(Entrées enregistrées)
◆ ◆ ◆ ◆
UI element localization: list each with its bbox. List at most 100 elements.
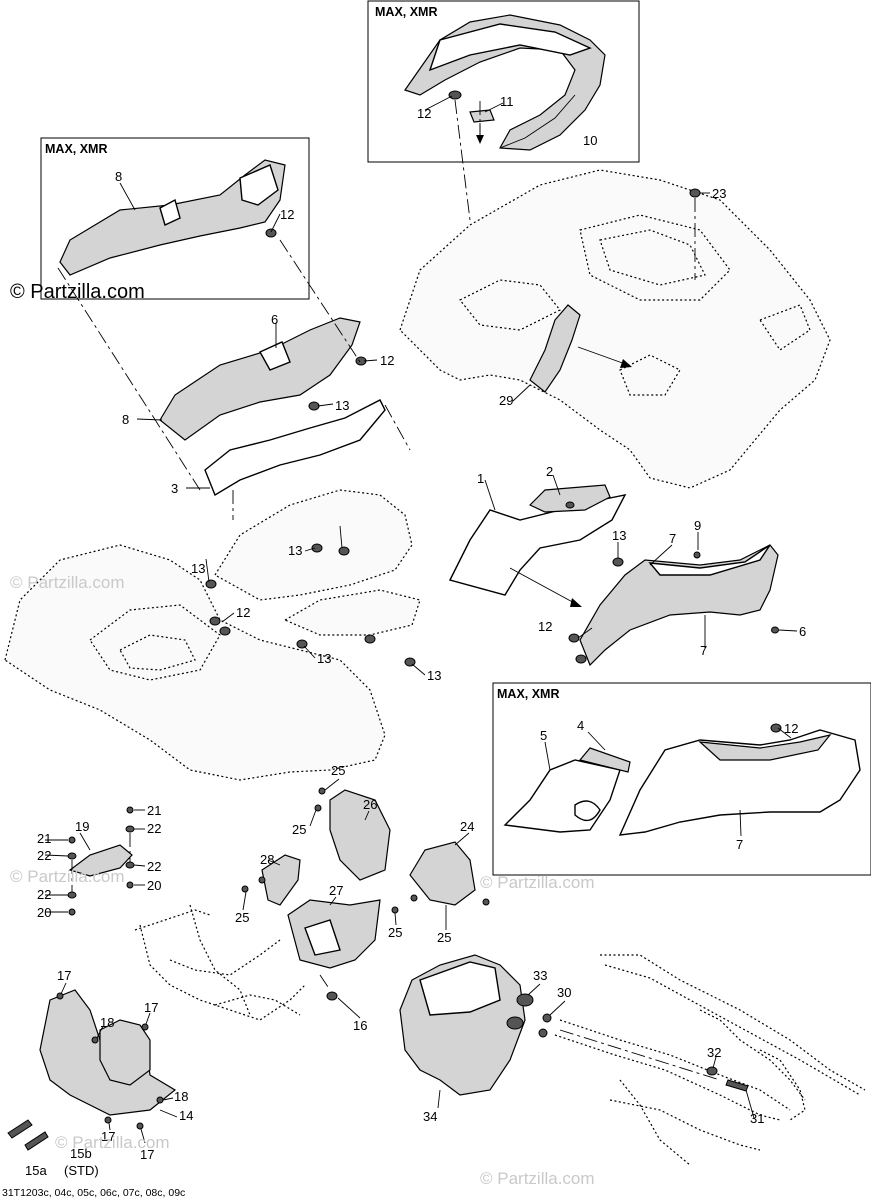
callout-16: 16 bbox=[353, 1018, 367, 1033]
shield-part-26 bbox=[329, 789, 391, 881]
callout-17: 17 bbox=[144, 1000, 158, 1015]
callout-18: 18 bbox=[174, 1089, 188, 1104]
callout-8: 8 bbox=[122, 412, 129, 427]
callout-12: 12 bbox=[280, 207, 294, 222]
callout-15a: 15a bbox=[25, 1163, 47, 1178]
callout-18: 18 bbox=[100, 1015, 114, 1030]
callout-31: 31 bbox=[750, 1111, 764, 1126]
callout-8: 8 bbox=[115, 169, 122, 184]
callout-4: 4 bbox=[577, 718, 584, 733]
callout-6: 6 bbox=[271, 312, 278, 327]
callout-20: 20 bbox=[147, 878, 161, 893]
callout-6: 6 bbox=[799, 624, 806, 639]
callout-10: 10 bbox=[583, 133, 597, 148]
nut-part-13-right bbox=[612, 557, 624, 567]
callout-20: 20 bbox=[37, 905, 51, 920]
callout-17: 17 bbox=[57, 968, 71, 983]
callout-1: 1 bbox=[477, 471, 484, 486]
callout-15b: 15b bbox=[70, 1146, 92, 1161]
panel-part-3 bbox=[204, 399, 386, 497]
bushing-part-33 bbox=[506, 993, 534, 1030]
watermark-faint: © Partzilla.com bbox=[10, 867, 125, 886]
bolt-part-30 bbox=[538, 1013, 552, 1038]
callout-21: 21 bbox=[147, 803, 161, 818]
callout-22: 22 bbox=[147, 821, 161, 836]
fender-part-8-mid bbox=[159, 317, 361, 441]
nuts-part-12-right bbox=[568, 633, 587, 664]
bolts-part-15 bbox=[7, 1119, 49, 1151]
callout-7: 7 bbox=[669, 531, 676, 546]
nuts-part-12-front bbox=[209, 616, 231, 636]
callout-13: 13 bbox=[191, 561, 205, 576]
callout-17: 17 bbox=[140, 1147, 154, 1162]
callout-29: 29 bbox=[499, 393, 513, 408]
callout-30: 30 bbox=[557, 985, 571, 1000]
callout-28: 28 bbox=[260, 852, 274, 867]
bumper-part-14 bbox=[39, 989, 177, 1116]
callout-34: 34 bbox=[423, 1109, 437, 1124]
callout-12: 12 bbox=[784, 721, 798, 736]
callout-25: 25 bbox=[388, 925, 402, 940]
callout-12: 12 bbox=[236, 605, 250, 620]
nut-part-12-top bbox=[448, 90, 462, 100]
nut-part-13-mid bbox=[308, 401, 320, 411]
callout-22: 22 bbox=[37, 848, 51, 863]
reference-code: 31T1203c, 04c, 05c, 06c, 07c, 08c, 09c bbox=[2, 1187, 185, 1199]
footwell-part-7-box bbox=[618, 729, 861, 836]
callout-12: 12 bbox=[538, 619, 552, 634]
callout-11: 11 bbox=[500, 94, 514, 109]
watermarks: © Partzilla.com © Partzilla.com © Partzi… bbox=[10, 281, 595, 1188]
callout-27: 27 bbox=[329, 883, 343, 898]
callout-13: 13 bbox=[427, 668, 441, 683]
bracket-part-19 bbox=[68, 844, 133, 877]
callout-19: 19 bbox=[75, 819, 89, 834]
nut-part-12-box-left bbox=[265, 228, 277, 238]
frame-front-dotted bbox=[134, 904, 306, 1021]
callout-7: 7 bbox=[736, 837, 743, 852]
front-fender-dotted bbox=[4, 544, 386, 781]
callout-9: 9 bbox=[694, 518, 701, 533]
footwell-part-7 bbox=[579, 544, 779, 667]
callout-24: 24 bbox=[460, 819, 474, 834]
bracket-part-28 bbox=[261, 854, 301, 906]
panel-part-1 bbox=[448, 494, 627, 596]
callout-13: 13 bbox=[288, 543, 302, 558]
watermark-faint: © Partzilla.com bbox=[55, 1133, 170, 1152]
callout-12: 12 bbox=[417, 106, 431, 121]
nuts-part-13-front bbox=[205, 543, 416, 667]
callout-15-std: (STD) bbox=[64, 1163, 99, 1178]
callout-32: 32 bbox=[707, 1045, 721, 1060]
watermark-faint: © Partzilla.com bbox=[10, 573, 125, 592]
callout-7: 7 bbox=[700, 643, 707, 658]
callout-5: 5 bbox=[540, 728, 547, 743]
bracket-part-2 bbox=[528, 484, 611, 513]
leader-lines bbox=[44, 95, 798, 1144]
storage-part-34 bbox=[399, 954, 526, 1096]
screw-part-6-right bbox=[771, 626, 779, 634]
callout-22: 22 bbox=[37, 887, 51, 902]
callout-14: 14 bbox=[179, 1108, 193, 1123]
box-label-right: MAX, XMR bbox=[497, 687, 560, 701]
callout-26: 26 bbox=[363, 797, 377, 812]
callout-13: 13 bbox=[335, 398, 349, 413]
callout-21: 21 bbox=[37, 831, 51, 846]
screws-part-17-18 bbox=[56, 992, 164, 1130]
callout-25: 25 bbox=[292, 822, 306, 837]
callout-12: 12 bbox=[380, 353, 394, 368]
assembly-lines bbox=[57, 99, 721, 1081]
strip-part-4 bbox=[578, 747, 631, 773]
callout-25: 25 bbox=[331, 763, 345, 778]
rear-fender-dotted bbox=[399, 169, 831, 489]
callouts: 12 11 10 8 12 6 12 13 8 3 23 29 1 2 13 7… bbox=[25, 94, 806, 1178]
watermark-faint: © Partzilla.com bbox=[480, 1169, 595, 1188]
callout-13: 13 bbox=[317, 651, 331, 666]
nut-part-16 bbox=[326, 991, 338, 1001]
callout-22: 22 bbox=[147, 859, 161, 874]
bracket-part-29 bbox=[529, 304, 581, 393]
callout-13: 13 bbox=[612, 528, 626, 543]
box-label-top-center: MAX, XMR bbox=[375, 5, 438, 19]
callout-3: 3 bbox=[171, 481, 178, 496]
box-label-top-left: MAX, XMR bbox=[45, 142, 108, 156]
hardware-parts-20-22 bbox=[67, 806, 135, 916]
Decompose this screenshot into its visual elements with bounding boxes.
◆ ◆ ◆ ◆
*Consignes*.
Recopiez à l'identique les lignes de la liste situées entre celle qui contient « callout-16: 16 bbox=[353, 1018, 367, 1033] » et celle qui contient « callout-12: 12 bbox=[538, 619, 552, 634] », ces deux lignes comprises.

*Corrigé*.
callout-16: 16 bbox=[353, 1018, 367, 1033]
shield-part-26 bbox=[329, 789, 391, 881]
callout-17: 17 bbox=[144, 1000, 158, 1015]
callout-18: 18 bbox=[174, 1089, 188, 1104]
callout-8: 8 bbox=[122, 412, 129, 427]
callout-12: 12 bbox=[280, 207, 294, 222]
callout-15a: 15a bbox=[25, 1163, 47, 1178]
callout-18: 18 bbox=[100, 1015, 114, 1030]
callout-31: 31 bbox=[750, 1111, 764, 1126]
callout-8: 8 bbox=[115, 169, 122, 184]
callout-4: 4 bbox=[577, 718, 584, 733]
callout-6: 6 bbox=[271, 312, 278, 327]
callout-20: 20 bbox=[147, 878, 161, 893]
callout-6: 6 bbox=[799, 624, 806, 639]
callout-10: 10 bbox=[583, 133, 597, 148]
nut-part-13-right bbox=[612, 557, 624, 567]
callout-20: 20 bbox=[37, 905, 51, 920]
callout-17: 17 bbox=[57, 968, 71, 983]
callout-1: 1 bbox=[477, 471, 484, 486]
callout-15b: 15b bbox=[70, 1146, 92, 1161]
panel-part-3 bbox=[204, 399, 386, 497]
bushing-part-33 bbox=[506, 993, 534, 1030]
watermark-faint: © Partzilla.com bbox=[10, 867, 125, 886]
bolt-part-30 bbox=[538, 1013, 552, 1038]
callout-21: 21 bbox=[147, 803, 161, 818]
callout-22: 22 bbox=[147, 821, 161, 836]
fender-part-8-mid bbox=[159, 317, 361, 441]
nuts-part-12-right bbox=[568, 633, 587, 664]
bolts-part-15 bbox=[7, 1119, 49, 1151]
callout-7: 7 bbox=[669, 531, 676, 546]
nuts-part-12-front bbox=[209, 616, 231, 636]
callout-13: 13 bbox=[191, 561, 205, 576]
callout-17: 17 bbox=[140, 1147, 154, 1162]
callout-29: 29 bbox=[499, 393, 513, 408]
callout-30: 30 bbox=[557, 985, 571, 1000]
callout-28: 28 bbox=[260, 852, 274, 867]
bumper-part-14 bbox=[39, 989, 177, 1116]
callout-34: 34 bbox=[423, 1109, 437, 1124]
callout-12: 12 bbox=[784, 721, 798, 736]
callout-25: 25 bbox=[388, 925, 402, 940]
callout-12: 12 bbox=[236, 605, 250, 620]
nut-part-12-top bbox=[448, 90, 462, 100]
nut-part-13-mid bbox=[308, 401, 320, 411]
callout-22: 22 bbox=[37, 848, 51, 863]
reference-code: 31T1203c, 04c, 05c, 06c, 07c, 08c, 09c bbox=[2, 1187, 185, 1199]
footwell-part-7-box bbox=[618, 729, 861, 836]
callout-12: 12 bbox=[538, 619, 552, 634]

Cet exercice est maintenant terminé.